● **TASK PROMPT**
In the records below, pick out all lines containing the word "system".

● **DATA SUPPLIED**
= = = = =

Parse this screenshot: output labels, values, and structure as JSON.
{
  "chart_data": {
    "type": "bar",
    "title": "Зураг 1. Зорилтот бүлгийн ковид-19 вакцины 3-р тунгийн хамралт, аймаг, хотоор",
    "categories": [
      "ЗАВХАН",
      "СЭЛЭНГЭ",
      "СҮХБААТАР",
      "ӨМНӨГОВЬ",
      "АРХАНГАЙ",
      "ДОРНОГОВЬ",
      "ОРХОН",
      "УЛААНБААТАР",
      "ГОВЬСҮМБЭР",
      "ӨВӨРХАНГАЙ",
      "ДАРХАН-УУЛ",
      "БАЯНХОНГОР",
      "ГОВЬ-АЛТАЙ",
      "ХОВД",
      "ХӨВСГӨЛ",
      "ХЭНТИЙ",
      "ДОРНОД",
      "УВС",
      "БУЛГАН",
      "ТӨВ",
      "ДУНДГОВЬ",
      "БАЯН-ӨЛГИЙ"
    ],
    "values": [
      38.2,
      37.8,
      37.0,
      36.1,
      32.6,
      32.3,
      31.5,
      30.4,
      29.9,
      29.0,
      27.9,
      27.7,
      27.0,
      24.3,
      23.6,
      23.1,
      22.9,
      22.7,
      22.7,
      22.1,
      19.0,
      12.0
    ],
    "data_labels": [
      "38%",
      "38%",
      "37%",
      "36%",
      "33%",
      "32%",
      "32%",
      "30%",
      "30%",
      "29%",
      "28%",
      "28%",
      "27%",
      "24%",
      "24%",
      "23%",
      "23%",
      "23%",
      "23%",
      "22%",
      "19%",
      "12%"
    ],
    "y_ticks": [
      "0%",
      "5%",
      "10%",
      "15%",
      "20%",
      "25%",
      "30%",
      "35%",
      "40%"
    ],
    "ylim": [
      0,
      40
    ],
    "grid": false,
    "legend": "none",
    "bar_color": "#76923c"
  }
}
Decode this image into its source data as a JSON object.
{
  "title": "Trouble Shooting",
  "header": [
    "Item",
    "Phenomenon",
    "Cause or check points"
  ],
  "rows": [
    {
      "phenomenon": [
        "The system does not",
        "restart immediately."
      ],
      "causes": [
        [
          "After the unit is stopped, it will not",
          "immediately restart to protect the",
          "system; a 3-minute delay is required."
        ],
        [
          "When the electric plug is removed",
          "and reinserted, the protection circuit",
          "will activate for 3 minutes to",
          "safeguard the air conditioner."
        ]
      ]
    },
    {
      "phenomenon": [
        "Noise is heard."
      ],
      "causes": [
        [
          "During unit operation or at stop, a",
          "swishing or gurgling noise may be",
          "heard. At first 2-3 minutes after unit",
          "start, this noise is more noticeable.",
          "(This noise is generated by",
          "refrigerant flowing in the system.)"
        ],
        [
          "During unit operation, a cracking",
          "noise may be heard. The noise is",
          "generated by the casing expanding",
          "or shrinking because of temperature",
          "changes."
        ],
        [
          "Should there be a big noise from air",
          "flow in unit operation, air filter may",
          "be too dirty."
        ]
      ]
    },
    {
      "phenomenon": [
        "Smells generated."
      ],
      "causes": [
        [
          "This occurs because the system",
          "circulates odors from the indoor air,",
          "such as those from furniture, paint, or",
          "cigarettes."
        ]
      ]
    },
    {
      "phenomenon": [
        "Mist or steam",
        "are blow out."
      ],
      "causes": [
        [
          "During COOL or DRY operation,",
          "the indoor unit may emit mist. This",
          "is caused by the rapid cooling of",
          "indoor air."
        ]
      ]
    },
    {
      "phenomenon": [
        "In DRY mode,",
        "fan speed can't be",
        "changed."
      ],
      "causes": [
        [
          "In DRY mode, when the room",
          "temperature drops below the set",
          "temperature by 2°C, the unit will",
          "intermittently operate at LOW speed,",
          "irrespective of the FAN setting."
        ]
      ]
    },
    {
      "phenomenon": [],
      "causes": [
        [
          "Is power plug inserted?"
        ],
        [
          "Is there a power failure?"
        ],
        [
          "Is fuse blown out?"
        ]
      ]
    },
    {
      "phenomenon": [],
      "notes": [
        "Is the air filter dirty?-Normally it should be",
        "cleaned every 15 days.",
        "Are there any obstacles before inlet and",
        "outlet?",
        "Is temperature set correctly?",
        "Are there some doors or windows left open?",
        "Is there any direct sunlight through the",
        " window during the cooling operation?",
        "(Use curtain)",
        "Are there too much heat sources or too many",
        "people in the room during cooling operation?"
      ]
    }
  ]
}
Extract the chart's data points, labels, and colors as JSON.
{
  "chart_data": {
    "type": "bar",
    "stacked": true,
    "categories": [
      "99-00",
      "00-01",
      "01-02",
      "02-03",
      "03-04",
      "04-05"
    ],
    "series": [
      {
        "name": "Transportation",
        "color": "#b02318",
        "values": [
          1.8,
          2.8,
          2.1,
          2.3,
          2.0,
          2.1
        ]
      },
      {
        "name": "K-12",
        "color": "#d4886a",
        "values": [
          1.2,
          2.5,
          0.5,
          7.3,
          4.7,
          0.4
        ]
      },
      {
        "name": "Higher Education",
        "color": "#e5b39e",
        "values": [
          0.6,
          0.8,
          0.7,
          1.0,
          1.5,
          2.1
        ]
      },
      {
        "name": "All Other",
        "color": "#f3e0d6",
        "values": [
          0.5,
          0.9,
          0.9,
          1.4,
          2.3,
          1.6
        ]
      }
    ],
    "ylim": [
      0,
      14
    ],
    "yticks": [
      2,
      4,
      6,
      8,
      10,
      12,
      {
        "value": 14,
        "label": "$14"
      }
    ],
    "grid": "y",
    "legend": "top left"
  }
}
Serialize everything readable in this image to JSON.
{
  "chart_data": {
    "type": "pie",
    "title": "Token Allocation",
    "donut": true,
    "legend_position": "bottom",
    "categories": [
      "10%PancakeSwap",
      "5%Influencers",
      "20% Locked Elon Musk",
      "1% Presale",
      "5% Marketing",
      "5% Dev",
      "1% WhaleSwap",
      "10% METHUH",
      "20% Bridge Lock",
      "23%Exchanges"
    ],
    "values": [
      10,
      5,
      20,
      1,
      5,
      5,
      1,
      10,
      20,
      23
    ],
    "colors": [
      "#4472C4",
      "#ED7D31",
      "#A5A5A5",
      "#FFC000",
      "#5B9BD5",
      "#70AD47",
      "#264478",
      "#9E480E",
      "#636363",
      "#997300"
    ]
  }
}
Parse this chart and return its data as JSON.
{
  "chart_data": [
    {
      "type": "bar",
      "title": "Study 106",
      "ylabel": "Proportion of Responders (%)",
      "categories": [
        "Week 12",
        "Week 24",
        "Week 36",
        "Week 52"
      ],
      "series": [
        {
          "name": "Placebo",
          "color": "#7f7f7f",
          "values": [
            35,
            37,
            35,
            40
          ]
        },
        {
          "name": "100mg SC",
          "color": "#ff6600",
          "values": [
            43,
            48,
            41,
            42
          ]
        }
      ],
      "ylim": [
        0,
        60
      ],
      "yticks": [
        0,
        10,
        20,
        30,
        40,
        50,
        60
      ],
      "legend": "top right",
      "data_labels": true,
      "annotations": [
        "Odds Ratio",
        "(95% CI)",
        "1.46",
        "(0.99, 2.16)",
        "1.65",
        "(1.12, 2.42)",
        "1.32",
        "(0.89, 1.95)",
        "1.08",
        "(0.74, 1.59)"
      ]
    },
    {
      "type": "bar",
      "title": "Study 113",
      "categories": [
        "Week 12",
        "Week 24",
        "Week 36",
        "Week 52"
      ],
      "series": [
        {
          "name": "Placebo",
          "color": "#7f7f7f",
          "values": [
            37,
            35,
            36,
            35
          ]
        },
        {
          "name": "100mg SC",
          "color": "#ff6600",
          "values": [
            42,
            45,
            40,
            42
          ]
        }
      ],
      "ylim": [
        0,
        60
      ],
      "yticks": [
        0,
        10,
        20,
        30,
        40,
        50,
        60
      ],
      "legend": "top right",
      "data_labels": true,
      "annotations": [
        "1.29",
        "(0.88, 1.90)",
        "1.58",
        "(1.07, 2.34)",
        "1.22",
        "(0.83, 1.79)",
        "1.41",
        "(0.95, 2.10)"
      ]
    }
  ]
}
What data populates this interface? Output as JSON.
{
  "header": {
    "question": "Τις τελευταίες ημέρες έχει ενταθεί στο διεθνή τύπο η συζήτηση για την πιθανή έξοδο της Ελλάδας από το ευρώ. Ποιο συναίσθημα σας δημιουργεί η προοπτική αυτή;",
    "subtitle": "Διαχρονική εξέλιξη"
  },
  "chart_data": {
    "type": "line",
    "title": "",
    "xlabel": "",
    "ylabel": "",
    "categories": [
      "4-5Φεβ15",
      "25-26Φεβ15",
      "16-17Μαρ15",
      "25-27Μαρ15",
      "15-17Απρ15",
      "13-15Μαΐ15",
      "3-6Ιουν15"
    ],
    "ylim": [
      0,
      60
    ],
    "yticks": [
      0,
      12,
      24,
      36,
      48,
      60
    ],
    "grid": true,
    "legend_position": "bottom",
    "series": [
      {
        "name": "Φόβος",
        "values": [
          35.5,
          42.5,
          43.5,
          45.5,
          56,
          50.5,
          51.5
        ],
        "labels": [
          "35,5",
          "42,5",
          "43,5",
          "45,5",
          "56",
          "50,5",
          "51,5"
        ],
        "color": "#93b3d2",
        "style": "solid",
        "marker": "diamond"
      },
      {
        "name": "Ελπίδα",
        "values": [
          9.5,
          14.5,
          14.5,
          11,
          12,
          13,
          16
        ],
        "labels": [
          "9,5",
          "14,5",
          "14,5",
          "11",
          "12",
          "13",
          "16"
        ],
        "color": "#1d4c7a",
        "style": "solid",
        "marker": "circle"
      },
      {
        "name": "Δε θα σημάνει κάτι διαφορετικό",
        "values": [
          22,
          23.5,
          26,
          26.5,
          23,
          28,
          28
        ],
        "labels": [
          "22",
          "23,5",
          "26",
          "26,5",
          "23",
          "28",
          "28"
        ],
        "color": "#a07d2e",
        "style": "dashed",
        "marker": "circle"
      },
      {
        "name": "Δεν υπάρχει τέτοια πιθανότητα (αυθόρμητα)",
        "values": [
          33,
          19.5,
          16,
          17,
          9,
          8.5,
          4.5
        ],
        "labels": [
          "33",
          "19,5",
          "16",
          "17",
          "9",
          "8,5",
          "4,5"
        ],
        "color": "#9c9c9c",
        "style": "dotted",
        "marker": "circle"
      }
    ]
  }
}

= = = = =

● **TASK ANSWER**
        "The system does not",
          "system; a 3-minute delay is required."
          "refrigerant flowing in the system.)"
          "This occurs because the system",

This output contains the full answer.